▽
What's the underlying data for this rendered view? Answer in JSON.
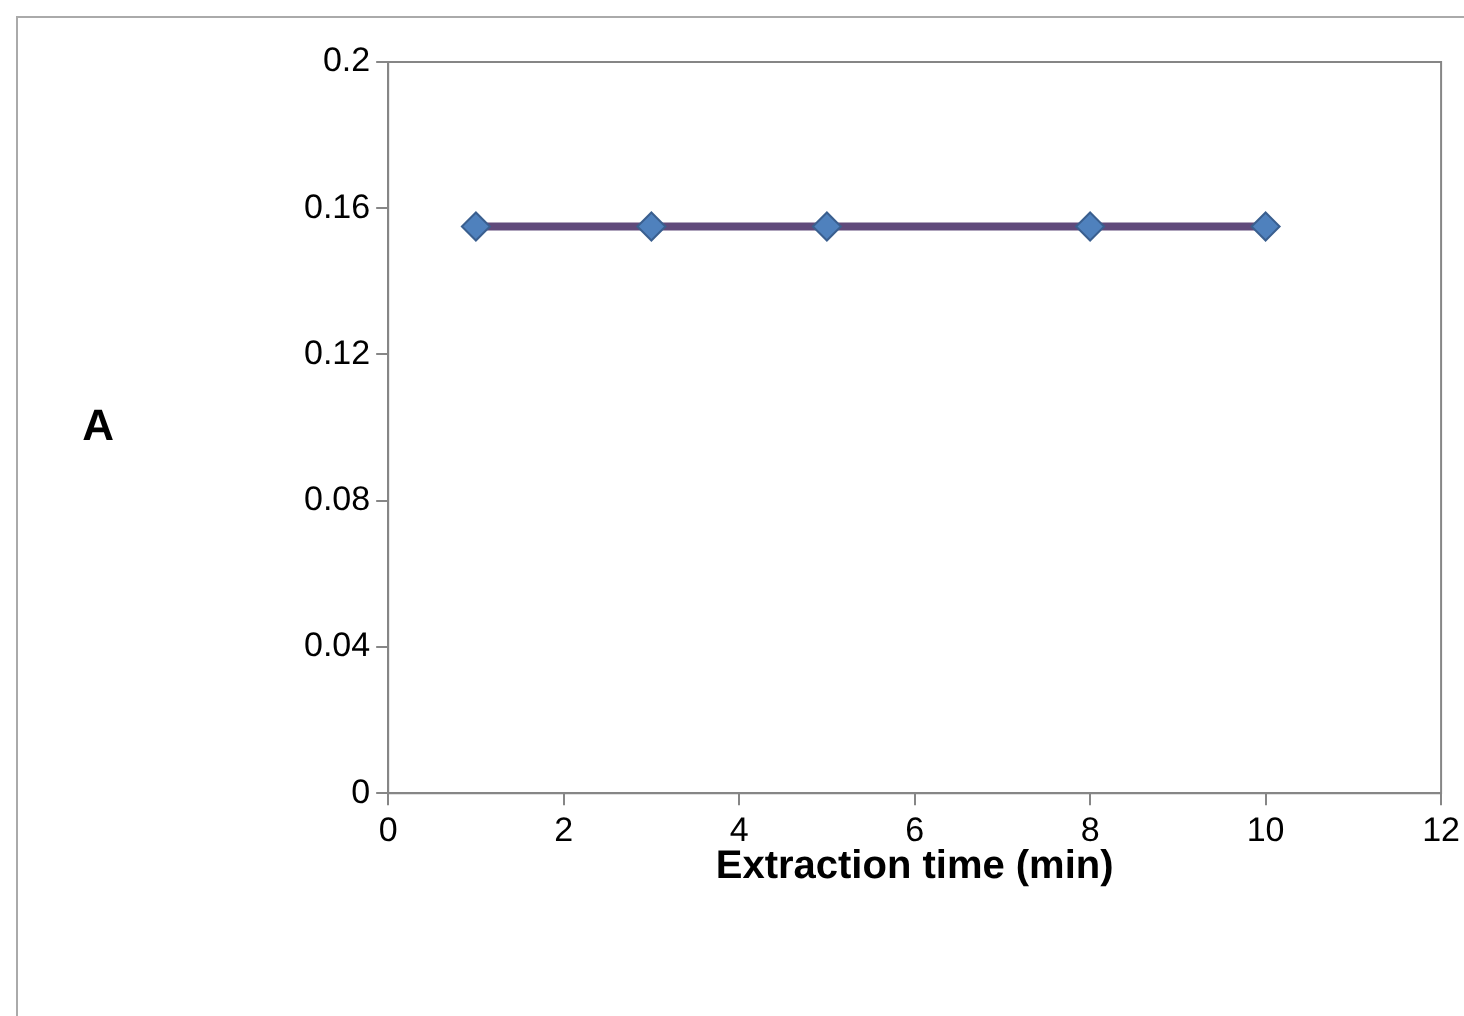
{
  "chart_data": {
    "type": "line",
    "xlabel": "Extraction time (min)",
    "ylabel": "A",
    "x": [
      1,
      3,
      5,
      8,
      10
    ],
    "series": [
      {
        "color": "#604a7b",
        "values": [
          0.155,
          0.155,
          0.155,
          0.155,
          0.155
        ]
      }
    ],
    "xlim": [
      0,
      12
    ],
    "xticks": [
      0,
      2,
      4,
      6,
      8,
      10,
      12
    ],
    "ylim": [
      0,
      0.2
    ],
    "yticks": [
      0,
      0.04,
      0.08,
      0.12,
      0.16,
      0.2
    ],
    "grid": false,
    "legend": false,
    "marker": "diamond",
    "line_style": "solid"
  }
}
△
### Prompt
Copy out each record shown above without alteration, skipping any picture.

### Solution
What's the underlying data for this rendered view? Answer in JSON.
{
  "chart_data": {
    "type": "line",
    "xlabel": "Extraction time (min)",
    "ylabel": "A",
    "x": [
      1,
      3,
      5,
      8,
      10
    ],
    "series": [
      {
        "color": "#604a7b",
        "values": [
          0.155,
          0.155,
          0.155,
          0.155,
          0.155
        ]
      }
    ],
    "xlim": [
      0,
      12
    ],
    "xticks": [
      0,
      2,
      4,
      6,
      8,
      10,
      12
    ],
    "ylim": [
      0,
      0.2
    ],
    "yticks": [
      0,
      0.04,
      0.08,
      0.12,
      0.16,
      0.2
    ],
    "grid": false,
    "legend": false,
    "marker": "diamond",
    "line_style": "solid"
  }
}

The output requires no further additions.